### Direction
Skip the images. Copy the records exactly as written.

+++

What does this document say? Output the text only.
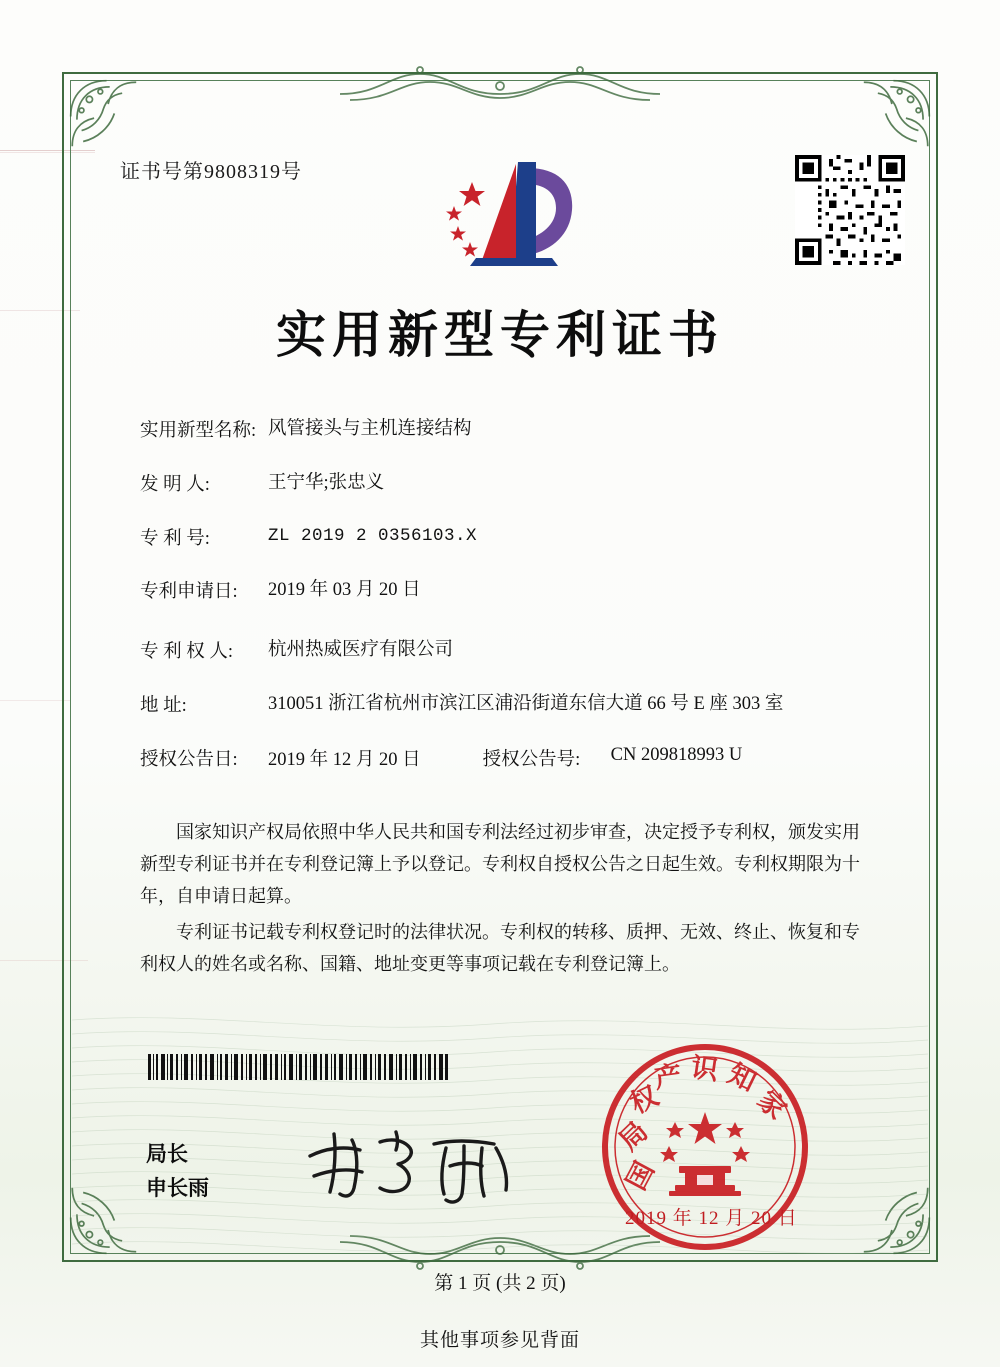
证书号第9808319号
实用新型专利证书
实用新型名称: 风管接头与主机连接结构
发 明 人:	王宁华;张忠义
专 利 号:	ZL 2019 2 0356103.X
专利申请日:	2019 年 03 月 20 日
专 利 权 人:	杭州热威医疗有限公司
地 址:	310051 浙江省杭州市滨江区浦沿街道东信大道 66 号 E 座 303 室
授权公告日:	2019 年 12 月 20 日	授权公告号:	CN 209818993 U

国家知识产权局依照中华人民共和国专利法经过初步审查，决定授予专利权，颁发实用新型专利证书并在专利登记簿上予以登记。专利权自授权公告之日起生效。专利权期限为十年，自申请日起算。

专利证书记载专利权登记时的法律状况。专利权的转移、质押、无效、终止、恢复和专利权人的姓名或名称、国籍、地址变更等事项记载在专利登记簿上。

局长
申长雨	国
局
权
产 识 知
家
2019 年 12 月 20 日
第 1 页 (共 2 页)
其他事项参见背面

+++

### Answer to this problem
What does this document say? Output the text only.
证书号第9808319号
实用新型专利证书
实用新型名称: 风管接头与主机连接结构
发 明 人:	王宁华;张忠义
专 利 号:	ZL 2019 2 0356103.X
专利申请日:	2019 年 03 月 20 日
专 利 权 人:	杭州热威医疗有限公司
地 址:	310051 浙江省杭州市滨江区浦沿街道东信大道 66 号 E 座 303 室
授权公告日:	2019 年 12 月 20 日	授权公告号:	CN 209818993 U

国家知识产权局依照中华人民共和国专利法经过初步审查，决定授予专利权，颁发实用新型专利证书并在专利登记簿上予以登记。专利权自授权公告之日起生效。专利权期限为十年，自申请日起算。

专利证书记载专利权登记时的法律状况。专利权的转移、质押、无效、终止、恢复和专利权人的姓名或名称、国籍、地址变更等事项记载在专利登记簿上。

局长
申长雨	国
局
权
产 识 知
家
2019 年 12 月 20 日
第 1 页 (共 2 页)
其他事项参见背面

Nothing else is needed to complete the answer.